Aim of the exercise: Find each line holding the word "layer" and give the number of such lines, nothing else.

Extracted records
** START **

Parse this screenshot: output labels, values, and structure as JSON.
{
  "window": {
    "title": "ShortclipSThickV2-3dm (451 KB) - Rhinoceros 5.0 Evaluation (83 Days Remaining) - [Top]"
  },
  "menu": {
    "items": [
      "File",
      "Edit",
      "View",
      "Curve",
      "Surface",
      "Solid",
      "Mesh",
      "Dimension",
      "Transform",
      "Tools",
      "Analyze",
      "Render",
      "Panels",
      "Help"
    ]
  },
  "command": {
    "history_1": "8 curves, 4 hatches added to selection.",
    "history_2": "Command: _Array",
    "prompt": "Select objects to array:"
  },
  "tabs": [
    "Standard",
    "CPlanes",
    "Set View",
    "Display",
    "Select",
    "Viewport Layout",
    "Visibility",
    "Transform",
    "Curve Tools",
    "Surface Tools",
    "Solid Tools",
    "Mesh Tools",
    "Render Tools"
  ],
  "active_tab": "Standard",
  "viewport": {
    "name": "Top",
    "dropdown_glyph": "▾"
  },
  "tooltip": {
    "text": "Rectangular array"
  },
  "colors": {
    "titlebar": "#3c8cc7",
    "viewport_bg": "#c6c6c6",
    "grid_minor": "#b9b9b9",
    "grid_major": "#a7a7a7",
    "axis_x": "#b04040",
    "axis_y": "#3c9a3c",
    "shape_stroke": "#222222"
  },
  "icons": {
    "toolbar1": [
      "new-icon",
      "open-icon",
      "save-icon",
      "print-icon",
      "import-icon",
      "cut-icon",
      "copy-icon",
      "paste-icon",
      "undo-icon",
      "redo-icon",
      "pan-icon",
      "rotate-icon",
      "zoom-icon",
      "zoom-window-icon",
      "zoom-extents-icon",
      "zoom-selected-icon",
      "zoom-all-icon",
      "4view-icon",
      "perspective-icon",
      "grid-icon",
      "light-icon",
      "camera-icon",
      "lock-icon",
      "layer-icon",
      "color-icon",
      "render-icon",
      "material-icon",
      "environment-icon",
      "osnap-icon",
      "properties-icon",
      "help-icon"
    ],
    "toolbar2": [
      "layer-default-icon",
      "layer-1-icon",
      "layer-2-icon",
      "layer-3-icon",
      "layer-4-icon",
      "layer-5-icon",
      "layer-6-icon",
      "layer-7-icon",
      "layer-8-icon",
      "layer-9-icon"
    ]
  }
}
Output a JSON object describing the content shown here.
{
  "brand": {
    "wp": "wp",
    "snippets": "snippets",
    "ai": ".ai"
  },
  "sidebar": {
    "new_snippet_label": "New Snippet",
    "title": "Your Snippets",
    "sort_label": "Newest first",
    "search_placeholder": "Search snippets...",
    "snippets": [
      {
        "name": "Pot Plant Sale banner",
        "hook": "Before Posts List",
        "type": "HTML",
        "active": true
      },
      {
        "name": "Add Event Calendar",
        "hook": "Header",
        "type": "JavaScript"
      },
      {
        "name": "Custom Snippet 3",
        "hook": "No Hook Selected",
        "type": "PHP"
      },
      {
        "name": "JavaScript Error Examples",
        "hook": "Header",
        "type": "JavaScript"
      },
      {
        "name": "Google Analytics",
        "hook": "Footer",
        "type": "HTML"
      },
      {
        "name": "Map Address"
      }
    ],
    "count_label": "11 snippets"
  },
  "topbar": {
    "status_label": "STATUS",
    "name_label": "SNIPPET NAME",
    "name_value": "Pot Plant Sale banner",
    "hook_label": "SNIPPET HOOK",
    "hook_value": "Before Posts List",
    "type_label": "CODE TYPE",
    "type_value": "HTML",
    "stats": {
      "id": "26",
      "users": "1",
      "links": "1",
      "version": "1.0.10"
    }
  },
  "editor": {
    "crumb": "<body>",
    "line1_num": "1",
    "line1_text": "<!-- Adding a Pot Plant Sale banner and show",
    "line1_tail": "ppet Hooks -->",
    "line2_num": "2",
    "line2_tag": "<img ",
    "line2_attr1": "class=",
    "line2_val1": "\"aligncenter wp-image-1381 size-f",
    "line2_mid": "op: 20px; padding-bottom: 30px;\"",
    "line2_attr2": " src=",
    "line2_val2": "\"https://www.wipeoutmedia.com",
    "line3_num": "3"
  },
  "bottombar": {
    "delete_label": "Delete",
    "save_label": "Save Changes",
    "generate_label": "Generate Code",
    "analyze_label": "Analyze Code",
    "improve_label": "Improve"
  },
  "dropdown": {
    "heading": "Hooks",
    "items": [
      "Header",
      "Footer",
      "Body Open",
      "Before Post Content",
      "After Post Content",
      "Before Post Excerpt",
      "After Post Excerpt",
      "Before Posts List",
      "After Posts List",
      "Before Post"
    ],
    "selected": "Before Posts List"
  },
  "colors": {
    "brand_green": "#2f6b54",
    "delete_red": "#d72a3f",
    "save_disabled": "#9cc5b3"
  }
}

** END **

Exercise result: 11